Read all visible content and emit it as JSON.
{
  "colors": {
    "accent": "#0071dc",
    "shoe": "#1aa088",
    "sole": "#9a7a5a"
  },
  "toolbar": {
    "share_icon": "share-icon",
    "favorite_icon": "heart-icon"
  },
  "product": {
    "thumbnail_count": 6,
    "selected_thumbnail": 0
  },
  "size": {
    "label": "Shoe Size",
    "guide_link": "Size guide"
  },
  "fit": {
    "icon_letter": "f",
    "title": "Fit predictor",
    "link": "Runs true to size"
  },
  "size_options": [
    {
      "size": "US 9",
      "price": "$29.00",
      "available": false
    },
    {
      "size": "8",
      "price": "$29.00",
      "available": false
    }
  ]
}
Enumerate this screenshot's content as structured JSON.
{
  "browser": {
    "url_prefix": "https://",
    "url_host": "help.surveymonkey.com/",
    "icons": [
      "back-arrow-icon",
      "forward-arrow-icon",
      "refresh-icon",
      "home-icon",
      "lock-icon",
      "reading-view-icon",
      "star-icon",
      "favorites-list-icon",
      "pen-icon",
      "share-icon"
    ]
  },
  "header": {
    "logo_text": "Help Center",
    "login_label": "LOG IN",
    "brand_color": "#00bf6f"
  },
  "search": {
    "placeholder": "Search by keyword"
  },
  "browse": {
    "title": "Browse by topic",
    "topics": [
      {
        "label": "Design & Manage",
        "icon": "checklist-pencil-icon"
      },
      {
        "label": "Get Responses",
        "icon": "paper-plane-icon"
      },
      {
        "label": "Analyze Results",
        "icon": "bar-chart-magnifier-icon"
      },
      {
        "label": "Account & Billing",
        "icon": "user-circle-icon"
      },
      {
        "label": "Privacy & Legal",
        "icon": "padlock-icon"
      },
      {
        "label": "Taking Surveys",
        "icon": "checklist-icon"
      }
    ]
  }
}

○ ○ ○ ○ ○

Task description:
Write out the full listing, keeping every line exactly as it is.

Completed task:
Read all visible content and emit it as JSON.
{
  "colors": {
    "accent": "#0071dc",
    "shoe": "#1aa088",
    "sole": "#9a7a5a"
  },
  "toolbar": {
    "share_icon": "share-icon",
    "favorite_icon": "heart-icon"
  },
  "product": {
    "thumbnail_count": 6,
    "selected_thumbnail": 0
  },
  "size": {
    "label": "Shoe Size",
    "guide_link": "Size guide"
  },
  "fit": {
    "icon_letter": "f",
    "title": "Fit predictor",
    "link": "Runs true to size"
  },
  "size_options": [
    {
      "size": "US 9",
      "price": "$29.00",
      "available": false
    },
    {
      "size": "8",
      "price": "$29.00",
      "available": false
    }
  ]
}
Enumerate this screenshot's content as structured JSON.
{
  "browser": {
    "url_prefix": "https://",
    "url_host": "help.surveymonkey.com/",
    "icons": [
      "back-arrow-icon",
      "forward-arrow-icon",
      "refresh-icon",
      "home-icon",
      "lock-icon",
      "reading-view-icon",
      "star-icon",
      "favorites-list-icon",
      "pen-icon",
      "share-icon"
    ]
  },
  "header": {
    "logo_text": "Help Center",
    "login_label": "LOG IN",
    "brand_color": "#00bf6f"
  },
  "search": {
    "placeholder": "Search by keyword"
  },
  "browse": {
    "title": "Browse by topic",
    "topics": [
      {
        "label": "Design & Manage",
        "icon": "checklist-pencil-icon"
      },
      {
        "label": "Get Responses",
        "icon": "paper-plane-icon"
      },
      {
        "label": "Analyze Results",
        "icon": "bar-chart-magnifier-icon"
      },
      {
        "label": "Account & Billing",
        "icon": "user-circle-icon"
      },
      {
        "label": "Privacy & Legal",
        "icon": "padlock-icon"
      },
      {
        "label": "Taking Surveys",
        "icon": "checklist-icon"
      }
    ]
  }
}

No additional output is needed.